§ **Records to use**
● ● ● ●

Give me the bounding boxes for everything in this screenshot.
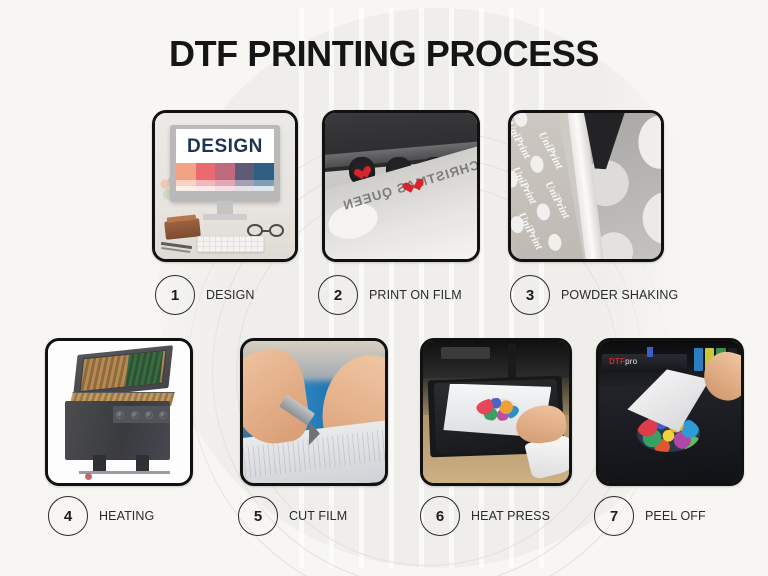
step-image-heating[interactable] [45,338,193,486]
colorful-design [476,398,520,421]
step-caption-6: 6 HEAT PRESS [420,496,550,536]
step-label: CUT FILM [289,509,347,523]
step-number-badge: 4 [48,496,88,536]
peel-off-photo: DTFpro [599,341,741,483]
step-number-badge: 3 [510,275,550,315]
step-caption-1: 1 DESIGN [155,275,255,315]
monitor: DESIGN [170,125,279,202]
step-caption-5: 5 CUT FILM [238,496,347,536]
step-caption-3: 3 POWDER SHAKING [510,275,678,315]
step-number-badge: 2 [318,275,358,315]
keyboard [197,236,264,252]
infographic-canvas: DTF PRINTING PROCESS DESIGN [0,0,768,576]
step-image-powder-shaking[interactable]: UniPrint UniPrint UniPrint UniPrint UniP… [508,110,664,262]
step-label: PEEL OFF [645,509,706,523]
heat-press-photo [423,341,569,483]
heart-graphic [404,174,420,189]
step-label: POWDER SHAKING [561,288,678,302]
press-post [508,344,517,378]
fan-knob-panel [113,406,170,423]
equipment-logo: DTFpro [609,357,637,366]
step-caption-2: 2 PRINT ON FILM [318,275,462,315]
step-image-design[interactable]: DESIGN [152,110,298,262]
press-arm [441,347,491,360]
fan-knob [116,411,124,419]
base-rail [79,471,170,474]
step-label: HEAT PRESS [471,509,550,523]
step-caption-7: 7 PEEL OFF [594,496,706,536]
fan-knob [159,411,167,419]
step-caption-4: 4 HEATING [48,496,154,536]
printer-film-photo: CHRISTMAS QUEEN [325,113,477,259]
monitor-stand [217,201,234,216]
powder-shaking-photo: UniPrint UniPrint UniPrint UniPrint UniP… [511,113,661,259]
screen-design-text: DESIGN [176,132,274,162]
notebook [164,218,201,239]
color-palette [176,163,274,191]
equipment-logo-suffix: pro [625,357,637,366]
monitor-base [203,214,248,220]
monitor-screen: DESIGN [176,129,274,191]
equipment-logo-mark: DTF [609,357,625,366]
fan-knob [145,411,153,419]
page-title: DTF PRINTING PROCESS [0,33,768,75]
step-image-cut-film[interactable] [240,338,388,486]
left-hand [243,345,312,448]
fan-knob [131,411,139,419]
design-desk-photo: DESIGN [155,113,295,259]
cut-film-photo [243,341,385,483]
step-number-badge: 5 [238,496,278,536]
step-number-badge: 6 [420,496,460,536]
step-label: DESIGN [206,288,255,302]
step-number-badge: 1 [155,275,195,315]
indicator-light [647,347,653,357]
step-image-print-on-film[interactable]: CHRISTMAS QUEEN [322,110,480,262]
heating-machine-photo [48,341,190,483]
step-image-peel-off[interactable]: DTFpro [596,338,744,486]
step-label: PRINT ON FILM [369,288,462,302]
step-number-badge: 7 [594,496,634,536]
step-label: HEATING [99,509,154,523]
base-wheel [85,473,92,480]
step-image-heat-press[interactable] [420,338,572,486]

● ● ● ●

§ **Task requirements**
Turn the lines from the one containing "step-image-heating[interactable] [45,338,193,486]" through the one containing "infographic-canvas: DTF PRINTING", both included, into a Markdown table with the columns Index and Line, leaving out any blank lines.

§ **Final result**
| Index | Line |
|---|---|
| 1 | step-image-heating[interactable] [45,338,193,486] |
| 2 | colorful-design [476,398,520,421] |
| 3 | step-caption-6: 6 HEAT PRESS [420,496,550,536] |
| 4 | step-label: CUT FILM [289,509,347,523] |
| 5 | step-number-badge: 4 [48,496,88,536] |
| 6 | peel-off-photo: DTFpro [599,341,741,483] |
| 7 | step-number-badge: 3 [510,275,550,315] |
| 8 | step-caption-1: 1 DESIGN [155,275,255,315] |
| 9 | monitor: DESIGN [170,125,279,202] |
| 10 | step-caption-5: 5 CUT FILM [238,496,347,536] |
| 11 | step-caption-3: 3 POWDER SHAKING [510,275,678,315] |
| 12 | step-number-badge: 2 [318,275,358,315] |
| 13 | keyboard [197,236,264,252] |
| 14 | infographic-canvas: DTF PRINTING PROCESS DESIGN [0,0,768,576] |